TASK TO COMPLETE> Which lines in the records below contain the word "ضوان"? Copy each one out.

TASK INPUTS>
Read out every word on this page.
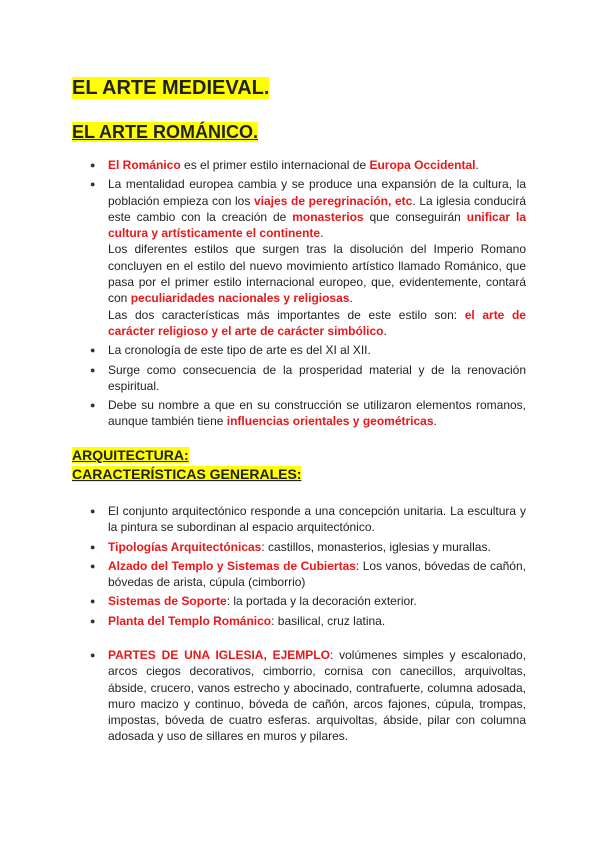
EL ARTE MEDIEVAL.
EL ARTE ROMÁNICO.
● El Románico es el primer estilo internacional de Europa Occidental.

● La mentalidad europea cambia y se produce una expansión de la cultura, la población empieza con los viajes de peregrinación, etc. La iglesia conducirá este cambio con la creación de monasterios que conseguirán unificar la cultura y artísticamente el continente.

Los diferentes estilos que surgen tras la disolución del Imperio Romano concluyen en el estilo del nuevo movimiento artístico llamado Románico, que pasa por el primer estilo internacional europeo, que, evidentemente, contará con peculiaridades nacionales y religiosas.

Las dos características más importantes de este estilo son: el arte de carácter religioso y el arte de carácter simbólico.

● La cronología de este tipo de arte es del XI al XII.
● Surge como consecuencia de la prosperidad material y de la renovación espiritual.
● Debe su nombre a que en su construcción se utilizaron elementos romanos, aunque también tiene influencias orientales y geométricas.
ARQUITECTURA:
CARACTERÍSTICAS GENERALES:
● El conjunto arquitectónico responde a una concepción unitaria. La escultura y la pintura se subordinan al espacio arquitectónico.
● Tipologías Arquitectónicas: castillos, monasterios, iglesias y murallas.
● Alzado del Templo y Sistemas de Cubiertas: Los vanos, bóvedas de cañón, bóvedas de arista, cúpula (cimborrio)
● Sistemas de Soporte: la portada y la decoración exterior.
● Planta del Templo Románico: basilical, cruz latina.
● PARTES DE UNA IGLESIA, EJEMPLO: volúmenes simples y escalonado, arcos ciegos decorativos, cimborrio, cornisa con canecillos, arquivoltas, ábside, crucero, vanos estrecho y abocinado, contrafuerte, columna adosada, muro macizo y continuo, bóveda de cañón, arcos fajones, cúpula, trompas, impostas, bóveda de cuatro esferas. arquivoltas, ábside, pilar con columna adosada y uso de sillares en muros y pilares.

--

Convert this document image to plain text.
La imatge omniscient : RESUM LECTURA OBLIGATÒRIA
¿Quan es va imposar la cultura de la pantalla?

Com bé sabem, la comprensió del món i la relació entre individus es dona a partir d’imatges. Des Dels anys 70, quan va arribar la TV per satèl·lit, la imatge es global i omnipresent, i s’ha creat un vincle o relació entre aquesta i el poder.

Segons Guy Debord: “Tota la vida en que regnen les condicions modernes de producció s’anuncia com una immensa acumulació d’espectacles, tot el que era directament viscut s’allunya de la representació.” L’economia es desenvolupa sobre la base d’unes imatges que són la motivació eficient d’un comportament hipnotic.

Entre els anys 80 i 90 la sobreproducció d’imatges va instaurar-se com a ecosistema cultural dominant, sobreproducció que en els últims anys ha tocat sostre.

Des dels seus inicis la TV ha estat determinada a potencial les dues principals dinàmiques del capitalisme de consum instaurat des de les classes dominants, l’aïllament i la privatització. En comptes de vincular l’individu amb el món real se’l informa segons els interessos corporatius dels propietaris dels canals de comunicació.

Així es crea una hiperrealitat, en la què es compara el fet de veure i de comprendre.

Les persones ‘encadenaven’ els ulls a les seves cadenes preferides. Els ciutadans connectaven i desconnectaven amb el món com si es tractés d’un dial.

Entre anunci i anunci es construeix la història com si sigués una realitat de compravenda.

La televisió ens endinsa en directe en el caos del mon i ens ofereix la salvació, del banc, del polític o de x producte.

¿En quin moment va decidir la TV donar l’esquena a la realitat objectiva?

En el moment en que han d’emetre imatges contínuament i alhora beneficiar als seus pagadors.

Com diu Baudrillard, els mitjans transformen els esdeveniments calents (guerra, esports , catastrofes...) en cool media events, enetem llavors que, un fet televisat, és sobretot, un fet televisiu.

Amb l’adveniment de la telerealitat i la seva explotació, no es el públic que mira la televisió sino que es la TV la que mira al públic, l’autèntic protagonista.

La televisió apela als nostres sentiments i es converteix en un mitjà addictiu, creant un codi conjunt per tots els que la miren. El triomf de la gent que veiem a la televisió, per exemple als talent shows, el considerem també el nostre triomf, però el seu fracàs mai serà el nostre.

* * *

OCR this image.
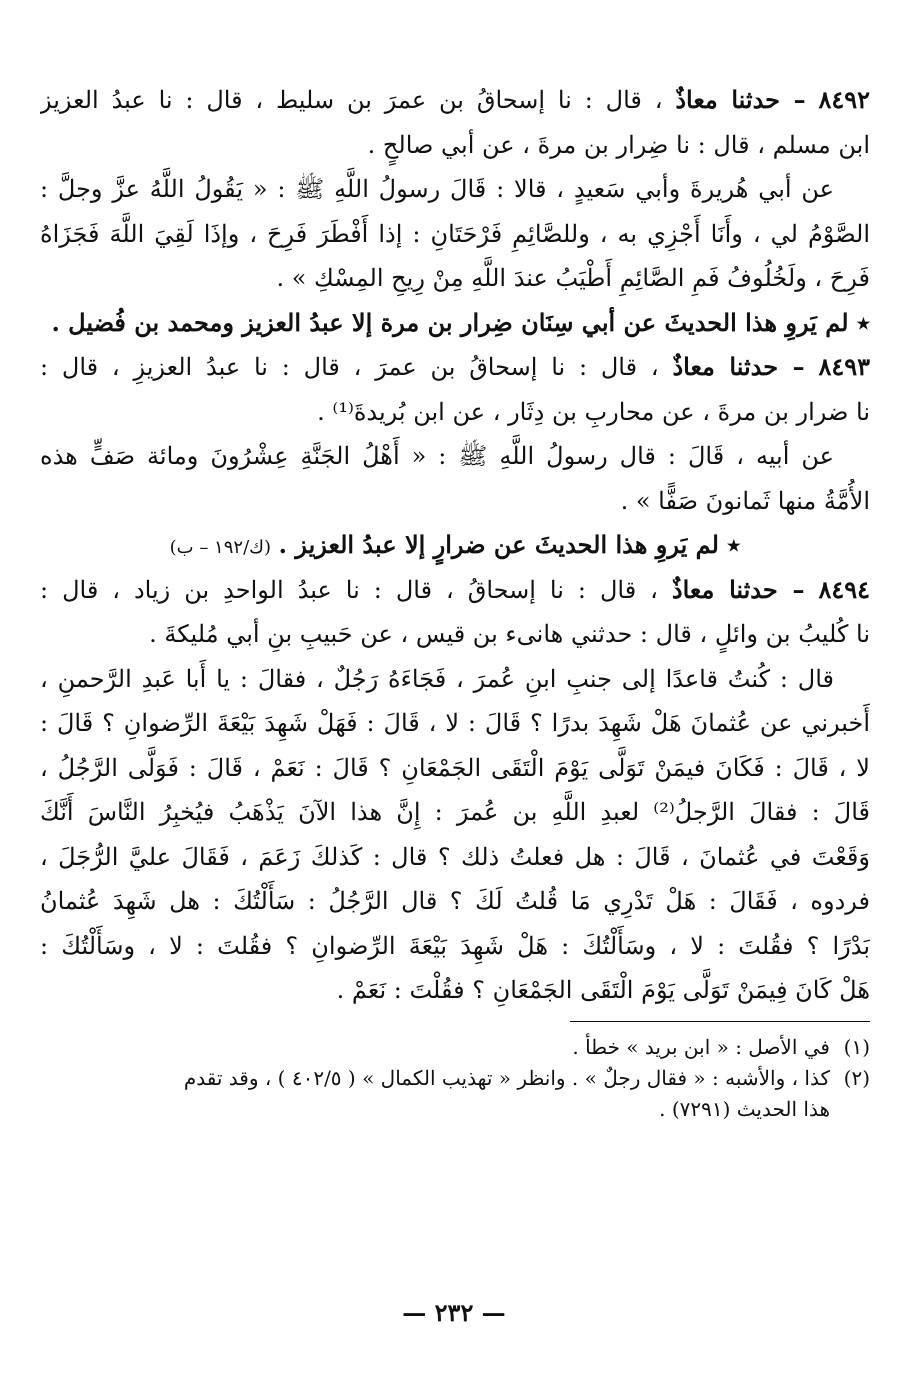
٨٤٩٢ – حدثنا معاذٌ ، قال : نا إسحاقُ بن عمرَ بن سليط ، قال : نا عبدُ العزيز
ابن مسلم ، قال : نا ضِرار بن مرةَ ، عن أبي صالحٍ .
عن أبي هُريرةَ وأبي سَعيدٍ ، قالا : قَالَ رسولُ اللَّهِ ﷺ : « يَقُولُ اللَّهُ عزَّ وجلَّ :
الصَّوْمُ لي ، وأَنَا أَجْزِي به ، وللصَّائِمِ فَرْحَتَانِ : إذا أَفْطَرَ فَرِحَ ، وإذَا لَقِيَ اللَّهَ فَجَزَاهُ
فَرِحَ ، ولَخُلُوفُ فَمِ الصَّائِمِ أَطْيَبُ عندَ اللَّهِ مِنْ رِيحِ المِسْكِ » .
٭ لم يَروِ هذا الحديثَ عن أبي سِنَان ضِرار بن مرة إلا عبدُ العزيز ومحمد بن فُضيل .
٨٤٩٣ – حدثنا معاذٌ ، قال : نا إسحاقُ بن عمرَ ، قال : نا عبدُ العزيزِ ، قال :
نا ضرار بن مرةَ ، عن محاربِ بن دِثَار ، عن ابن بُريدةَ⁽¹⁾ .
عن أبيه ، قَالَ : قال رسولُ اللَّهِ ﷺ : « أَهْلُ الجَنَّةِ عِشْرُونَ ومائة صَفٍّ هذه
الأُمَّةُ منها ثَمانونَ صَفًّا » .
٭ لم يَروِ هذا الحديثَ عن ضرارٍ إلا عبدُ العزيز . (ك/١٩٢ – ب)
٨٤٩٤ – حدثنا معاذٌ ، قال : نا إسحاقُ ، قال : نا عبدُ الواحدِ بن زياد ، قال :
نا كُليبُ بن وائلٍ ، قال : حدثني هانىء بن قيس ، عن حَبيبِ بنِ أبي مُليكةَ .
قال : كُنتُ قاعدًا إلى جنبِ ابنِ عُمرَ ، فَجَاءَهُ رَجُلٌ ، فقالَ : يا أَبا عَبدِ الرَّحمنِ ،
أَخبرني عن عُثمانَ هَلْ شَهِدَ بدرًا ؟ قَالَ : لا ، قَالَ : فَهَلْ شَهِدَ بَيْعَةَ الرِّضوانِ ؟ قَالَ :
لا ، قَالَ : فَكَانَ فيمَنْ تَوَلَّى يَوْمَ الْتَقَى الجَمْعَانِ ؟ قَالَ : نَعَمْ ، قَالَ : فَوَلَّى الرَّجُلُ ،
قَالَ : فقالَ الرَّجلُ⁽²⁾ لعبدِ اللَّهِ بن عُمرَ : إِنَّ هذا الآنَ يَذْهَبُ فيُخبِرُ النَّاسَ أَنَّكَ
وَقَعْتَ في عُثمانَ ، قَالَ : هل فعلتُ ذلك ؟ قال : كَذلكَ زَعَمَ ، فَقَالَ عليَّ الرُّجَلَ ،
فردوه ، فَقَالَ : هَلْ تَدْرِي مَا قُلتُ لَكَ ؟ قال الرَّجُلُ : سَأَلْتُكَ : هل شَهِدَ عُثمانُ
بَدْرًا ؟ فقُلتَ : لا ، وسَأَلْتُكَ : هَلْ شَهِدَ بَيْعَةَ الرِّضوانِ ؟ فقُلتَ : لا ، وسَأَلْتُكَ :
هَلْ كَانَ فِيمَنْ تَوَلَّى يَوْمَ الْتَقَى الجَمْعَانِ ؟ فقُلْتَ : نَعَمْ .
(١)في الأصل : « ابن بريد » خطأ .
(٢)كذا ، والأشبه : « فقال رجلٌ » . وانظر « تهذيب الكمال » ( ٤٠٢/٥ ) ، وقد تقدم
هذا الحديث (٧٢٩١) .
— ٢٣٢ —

RIGHT ANSWER>
أَخبرني عن عُثمانَ هَلْ شَهِدَ بدرًا ؟ قَالَ : لا ، قَالَ : فَهَلْ شَهِدَ بَيْعَةَ الرِّضوانِ ؟ قَالَ :
بَدْرًا ؟ فقُلتَ : لا ، وسَأَلْتُكَ : هَلْ شَهِدَ بَيْعَةَ الرِّضوانِ ؟ فقُلتَ : لا ، وسَأَلْتُكَ :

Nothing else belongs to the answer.